::: Records provided

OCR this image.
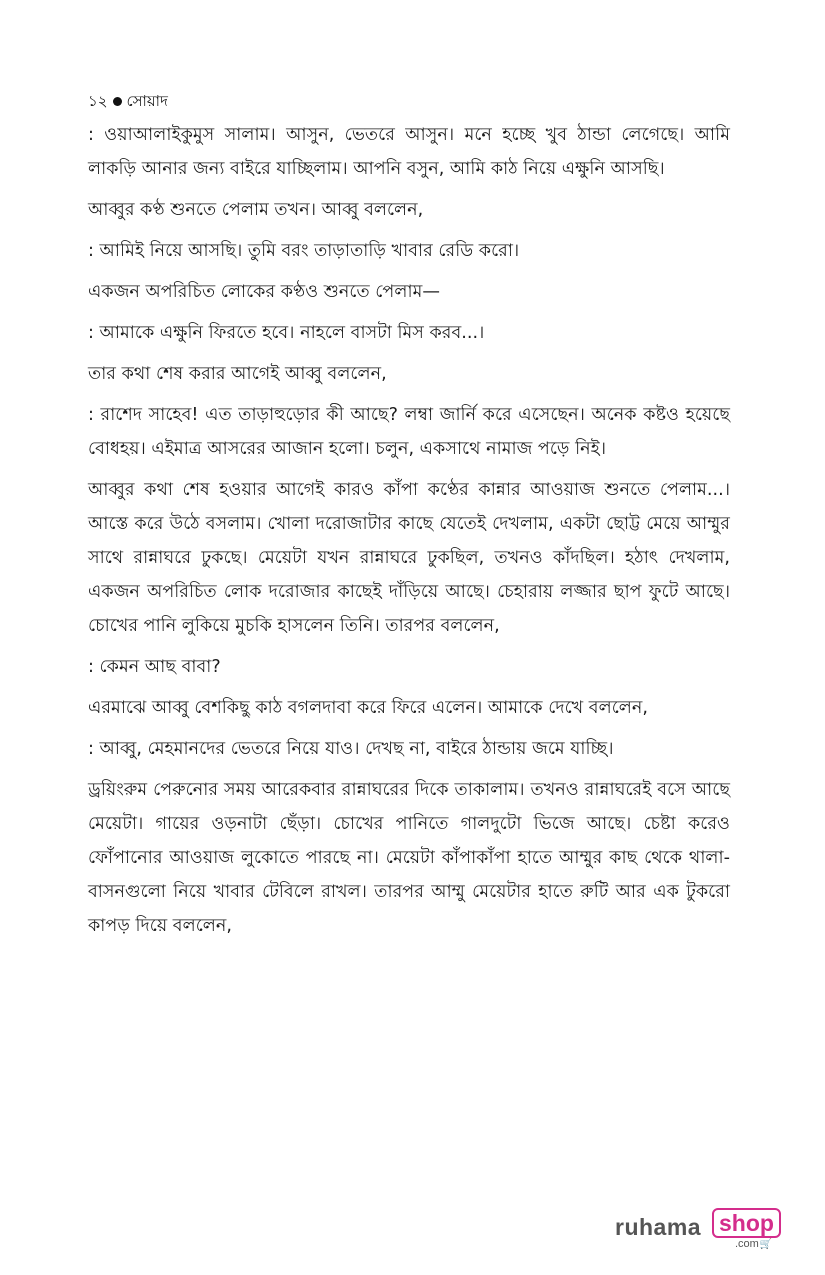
১২ সোয়াদ

: ওয়াআলাইকুমুস সালাম। আসুন, ভেতরে আসুন। মনে হচ্ছে খুব ঠান্ডা লেগেছে। আমি লাকড়ি আনার জন্য বাইরে যাচ্ছিলাম। আপনি বসুন, আমি কাঠ নিয়ে এক্ষুনি আসছি।

আব্বুর কণ্ঠ শুনতে পেলাম তখন। আব্বু বললেন,

: আমিই নিয়ে আসছি। তুমি বরং তাড়াতাড়ি খাবার রেডি করো।

একজন অপরিচিত লোকের কণ্ঠও শুনতে পেলাম—

: আমাকে এক্ষুনি ফিরতে হবে। নাহলে বাসটা মিস করব...।

তার কথা শেষ করার আগেই আব্বু বললেন,

: রাশেদ সাহেব! এত তাড়াহুড়োর কী আছে? লম্বা জার্নি করে এসেছেন। অনেক কষ্টও হয়েছে বোধহয়। এইমাত্র আসরের আজান হলো। চলুন, একসাথে নামাজ পড়ে নিই।

আব্বুর কথা শেষ হওয়ার আগেই কারও কাঁপা কণ্ঠের কান্নার আওয়াজ শুনতে পেলাম...। আস্তে করে উঠে বসলাম। খোলা দরোজাটার কাছে যেতেই দেখলাম, একটা ছোট্ট মেয়ে আম্মুর সাথে রান্নাঘরে ঢুকছে। মেয়েটা যখন রান্নাঘরে ঢুকছিল, তখনও কাঁদছিল। হঠাৎ দেখলাম, একজন অপরিচিত লোক দরোজার কাছেই দাঁড়িয়ে আছে। চেহারায় লজ্জার ছাপ ফুটে আছে। চোখের পানি লুকিয়ে মুচকি হাসলেন তিনি। তারপর বললেন,

: কেমন আছ বাবা?

এরমাঝে আব্বু বেশকিছু কাঠ বগলদাবা করে ফিরে এলেন। আমাকে দেখে বললেন,

: আব্বু, মেহমানদের ভেতরে নিয়ে যাও। দেখছ না, বাইরে ঠান্ডায় জমে যাচ্ছি।

ড্রয়িংরুম পেরুনোর সময় আরেকবার রান্নাঘরের দিকে তাকালাম। তখনও রান্নাঘরেই বসে আছে মেয়েটা। গায়ের ওড়নাটা ছেঁড়া। চোখের পানিতে গালদুটো ভিজে আছে। চেষ্টা করেও ফোঁপানোর আওয়াজ লুকোতে পারছে না। মেয়েটা কাঁপাকাঁপা হাতে আম্মুর কাছ থেকে থালা-বাসনগুলো নিয়ে খাবার টেবিলে রাখল। তারপর আম্মু মেয়েটার হাতে রুটি আর এক টুকরো কাপড় দিয়ে বললেন,

ruhama shop
.com🛒
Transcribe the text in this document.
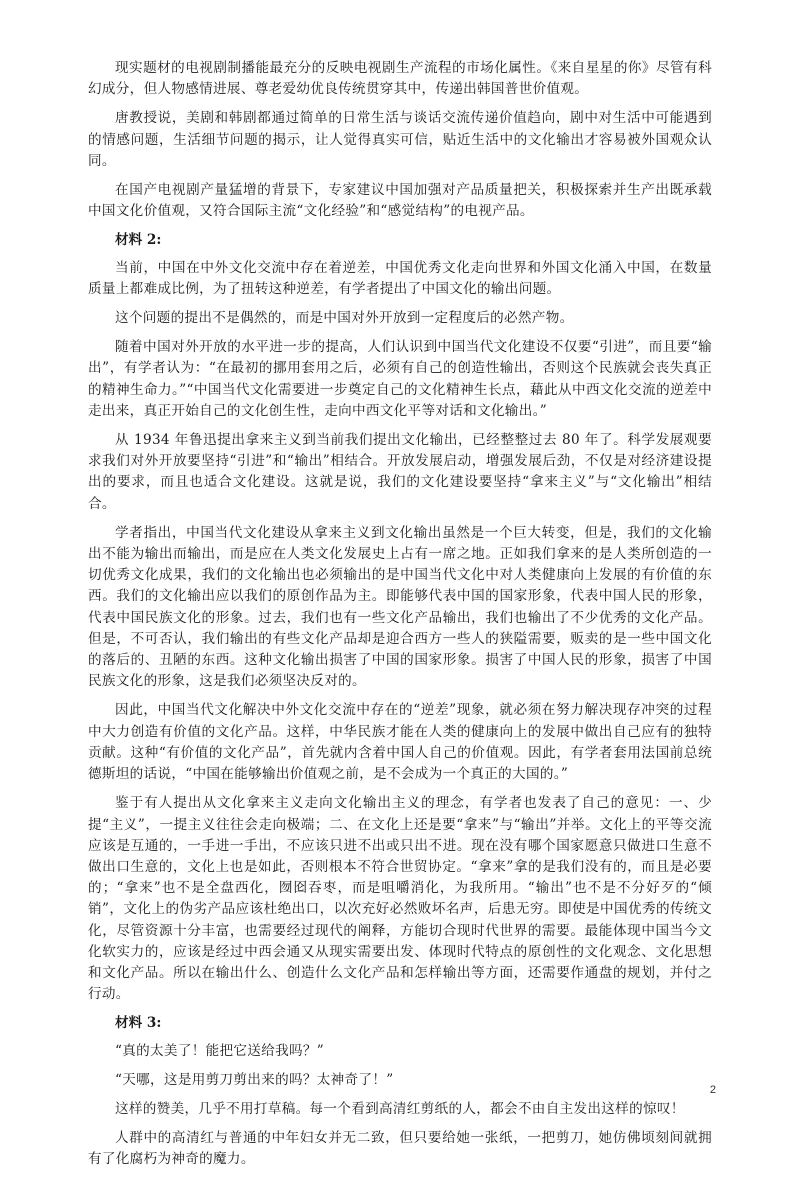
现实题材的电视剧制播能最充分的反映电视剧生产流程的市场化属性。《来自星星的你》尽管有科幻成分，但人物感情进展、尊老爱幼优良传统贯穿其中，传递出韩国普世价值观。

唐教授说，美剧和韩剧都通过简单的日常生活与谈话交流传递价值趋向，剧中对生活中可能遇到的情感问题，生活细节问题的揭示，让人觉得真实可信，贴近生活中的文化输出才容易被外国观众认同。

在国产电视剧产量猛增的背景下，专家建议中国加强对产品质量把关，积极探索并生产出既承载中国文化价值观，又符合国际主流“文化经验”和“感觉结构”的电视产品。

材料 2:

当前，中国在中外文化交流中存在着逆差，中国优秀文化走向世界和外国文化涌入中国，在数量质量上都难成比例，为了扭转这种逆差，有学者提出了中国文化的输出问题。

这个问题的提出不是偶然的，而是中国对外开放到一定程度后的必然产物。

随着中国对外开放的水平进一步的提高，人们认识到中国当代文化建设不仅要“引进”，而且要“输出”，有学者认为：“在最初的挪用套用之后，必须有自己的创造性输出，否则这个民族就会丧失真正的精神生命力。”“中国当代文化需要进一步奠定自己的文化精神生长点，藉此从中西文化交流的逆差中走出来，真正开始自己的文化创生性，走向中西文化平等对话和文化输出。”

从 1934 年鲁迅提出拿来主义到当前我们提出文化输出，已经整整过去 80 年了。科学发展观要求我们对外开放要坚持“引进”和“输出”相结合。开放发展启动，增强发展后劲，不仅是对经济建设提出的要求，而且也适合文化建设。这就是说，我们的文化建设要坚持“拿来主义”与“文化输出”相结合。

学者指出，中国当代文化建设从拿来主义到文化输出虽然是一个巨大转变，但是，我们的文化输出不能为输出而输出，而是应在人类文化发展史上占有一席之地。正如我们拿来的是人类所创造的一切优秀文化成果，我们的文化输出也必须输出的是中国当代文化中对人类健康向上发展的有价值的东西。我们的文化输出应以我们的原创作品为主。即能够代表中国的国家形象，代表中国人民的形象，代表中国民族文化的形象。过去，我们也有一些文化产品输出，我们也输出了不少优秀的文化产品。但是，不可否认，我们输出的有些文化产品却是迎合西方一些人的狭隘需要，贩卖的是一些中国文化的落后的、丑陋的东西。这种文化输出损害了中国的国家形象。损害了中国人民的形象，损害了中国民族文化的形象，这是我们必须坚决反对的。

因此，中国当代文化解决中外文化交流中存在的“逆差”现象，就必须在努力解决现存冲突的过程中大力创造有价值的文化产品。这样，中华民族才能在人类的健康向上的发展中做出自己应有的独特贡献。这种“有价值的文化产品”，首先就内含着中国人自己的价值观。因此，有学者套用法国前总统德斯坦的话说，“中国在能够输出价值观之前，是不会成为一个真正的大国的。”

鉴于有人提出从文化拿来主义走向文化输出主义的理念，有学者也发表了自己的意见：一、少提“主义”，一提主义往往会走向极端；二、在文化上还是要“拿来”与“输出”并举。文化上的平等交流应该是互通的，一手进一手出，不应该只进不出或只出不进。现在没有哪个国家愿意只做进口生意不做出口生意的，文化上也是如此，否则根本不符合世贸协定。“拿来”拿的是我们没有的，而且是必要的；“拿来”也不是全盘西化，囫囵吞枣，而是咀嚼消化，为我所用。“输出”也不是不分好歹的“倾销”，文化上的伪劣产品应该杜绝出口，以次充好必然败坏名声，后患无穷。即使是中国优秀的传统文化，尽管资源十分丰富，也需要经过现代的阐释，方能切合现时代世界的需要。最能体现中国当今文化软实力的，应该是经过中西会通又从现实需要出发、体现时代特点的原创性的文化观念、文化思想和文化产品。所以在输出什么、创造什么文化产品和怎样输出等方面，还需要作通盘的规划，并付之行动。

材料 3:

“真的太美了！能把它送给我吗？”

“天哪，这是用剪刀剪出来的吗？太神奇了！”

这样的赞美，几乎不用打草稿。每一个看到高清红剪纸的人，都会不由自主发出这样的惊叹！

人群中的高清红与普通的中年妇女并无二致，但只要给她一张纸，一把剪刀，她仿佛顷刻间就拥有了化腐朽为神奇的魔力。

2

::::::

Exercise details » Omit every picture while copying the listing above exactly.

Completed task »
OCR this image.
১২ সোয়াদ

: ওয়াআলাইকুমুস সালাম। আসুন, ভেতরে আসুন। মনে হচ্ছে খুব ঠান্ডা লেগেছে। আমি লাকড়ি আনার জন্য বাইরে যাচ্ছিলাম। আপনি বসুন, আমি কাঠ নিয়ে এক্ষুনি আসছি।

আব্বুর কণ্ঠ শুনতে পেলাম তখন। আব্বু বললেন,

: আমিই নিয়ে আসছি। তুমি বরং তাড়াতাড়ি খাবার রেডি করো।

একজন অপরিচিত লোকের কণ্ঠও শুনতে পেলাম—

: আমাকে এক্ষুনি ফিরতে হবে। নাহলে বাসটা মিস করব...।

তার কথা শেষ করার আগেই আব্বু বললেন,

: রাশেদ সাহেব! এত তাড়াহুড়োর কী আছে? লম্বা জার্নি করে এসেছেন। অনেক কষ্টও হয়েছে বোধহয়। এইমাত্র আসরের আজান হলো। চলুন, একসাথে নামাজ পড়ে নিই।

আব্বুর কথা শেষ হওয়ার আগেই কারও কাঁপা কণ্ঠের কান্নার আওয়াজ শুনতে পেলাম...। আস্তে করে উঠে বসলাম। খোলা দরোজাটার কাছে যেতেই দেখলাম, একটা ছোট্ট মেয়ে আম্মুর সাথে রান্নাঘরে ঢুকছে। মেয়েটা যখন রান্নাঘরে ঢুকছিল, তখনও কাঁদছিল। হঠাৎ দেখলাম, একজন অপরিচিত লোক দরোজার কাছেই দাঁড়িয়ে আছে। চেহারায় লজ্জার ছাপ ফুটে আছে। চোখের পানি লুকিয়ে মুচকি হাসলেন তিনি। তারপর বললেন,

: কেমন আছ বাবা?

এরমাঝে আব্বু বেশকিছু কাঠ বগলদাবা করে ফিরে এলেন। আমাকে দেখে বললেন,

: আব্বু, মেহমানদের ভেতরে নিয়ে যাও। দেখছ না, বাইরে ঠান্ডায় জমে যাচ্ছি।

ড্রয়িংরুম পেরুনোর সময় আরেকবার রান্নাঘরের দিকে তাকালাম। তখনও রান্নাঘরেই বসে আছে মেয়েটা। গায়ের ওড়নাটা ছেঁড়া। চোখের পানিতে গালদুটো ভিজে আছে। চেষ্টা করেও ফোঁপানোর আওয়াজ লুকোতে পারছে না। মেয়েটা কাঁপাকাঁপা হাতে আম্মুর কাছ থেকে থালা-বাসনগুলো নিয়ে খাবার টেবিলে রাখল। তারপর আম্মু মেয়েটার হাতে রুটি আর এক টুকরো কাপড় দিয়ে বললেন,

ruhama shop
.com🛒
Transcribe the text in this document.
现实题材的电视剧制播能最充分的反映电视剧生产流程的市场化属性。《来自星星的你》尽管有科幻成分，但人物感情进展、尊老爱幼优良传统贯穿其中，传递出韩国普世价值观。

唐教授说，美剧和韩剧都通过简单的日常生活与谈话交流传递价值趋向，剧中对生活中可能遇到的情感问题，生活细节问题的揭示，让人觉得真实可信，贴近生活中的文化输出才容易被外国观众认同。

在国产电视剧产量猛增的背景下，专家建议中国加强对产品质量把关，积极探索并生产出既承载中国文化价值观，又符合国际主流“文化经验”和“感觉结构”的电视产品。

材料 2:

当前，中国在中外文化交流中存在着逆差，中国优秀文化走向世界和外国文化涌入中国，在数量质量上都难成比例，为了扭转这种逆差，有学者提出了中国文化的输出问题。

这个问题的提出不是偶然的，而是中国对外开放到一定程度后的必然产物。

随着中国对外开放的水平进一步的提高，人们认识到中国当代文化建设不仅要“引进”，而且要“输出”，有学者认为：“在最初的挪用套用之后，必须有自己的创造性输出，否则这个民族就会丧失真正的精神生命力。”“中国当代文化需要进一步奠定自己的文化精神生长点，藉此从中西文化交流的逆差中走出来，真正开始自己的文化创生性，走向中西文化平等对话和文化输出。”

从 1934 年鲁迅提出拿来主义到当前我们提出文化输出，已经整整过去 80 年了。科学发展观要求我们对外开放要坚持“引进”和“输出”相结合。开放发展启动，增强发展后劲，不仅是对经济建设提出的要求，而且也适合文化建设。这就是说，我们的文化建设要坚持“拿来主义”与“文化输出”相结合。

学者指出，中国当代文化建设从拿来主义到文化输出虽然是一个巨大转变，但是，我们的文化输出不能为输出而输出，而是应在人类文化发展史上占有一席之地。正如我们拿来的是人类所创造的一切优秀文化成果，我们的文化输出也必须输出的是中国当代文化中对人类健康向上发展的有价值的东西。我们的文化输出应以我们的原创作品为主。即能够代表中国的国家形象，代表中国人民的形象，代表中国民族文化的形象。过去，我们也有一些文化产品输出，我们也输出了不少优秀的文化产品。但是，不可否认，我们输出的有些文化产品却是迎合西方一些人的狭隘需要，贩卖的是一些中国文化的落后的、丑陋的东西。这种文化输出损害了中国的国家形象。损害了中国人民的形象，损害了中国民族文化的形象，这是我们必须坚决反对的。

因此，中国当代文化解决中外文化交流中存在的“逆差”现象，就必须在努力解决现存冲突的过程中大力创造有价值的文化产品。这样，中华民族才能在人类的健康向上的发展中做出自己应有的独特贡献。这种“有价值的文化产品”，首先就内含着中国人自己的价值观。因此，有学者套用法国前总统德斯坦的话说，“中国在能够输出价值观之前，是不会成为一个真正的大国的。”

鉴于有人提出从文化拿来主义走向文化输出主义的理念，有学者也发表了自己的意见：一、少提“主义”，一提主义往往会走向极端；二、在文化上还是要“拿来”与“输出”并举。文化上的平等交流应该是互通的，一手进一手出，不应该只进不出或只出不进。现在没有哪个国家愿意只做进口生意不做出口生意的，文化上也是如此，否则根本不符合世贸协定。“拿来”拿的是我们没有的，而且是必要的；“拿来”也不是全盘西化，囫囵吞枣，而是咀嚼消化，为我所用。“输出”也不是不分好歹的“倾销”，文化上的伪劣产品应该杜绝出口，以次充好必然败坏名声，后患无穷。即使是中国优秀的传统文化，尽管资源十分丰富，也需要经过现代的阐释，方能切合现时代世界的需要。最能体现中国当今文化软实力的，应该是经过中西会通又从现实需要出发、体现时代特点的原创性的文化观念、文化思想和文化产品。所以在输出什么、创造什么文化产品和怎样输出等方面，还需要作通盘的规划，并付之行动。

材料 3:

“真的太美了！能把它送给我吗？”

“天哪，这是用剪刀剪出来的吗？太神奇了！”

这样的赞美，几乎不用打草稿。每一个看到高清红剪纸的人，都会不由自主发出这样的惊叹！

人群中的高清红与普通的中年妇女并无二致，但只要给她一张纸，一把剪刀，她仿佛顷刻间就拥有了化腐朽为神奇的魔力。

2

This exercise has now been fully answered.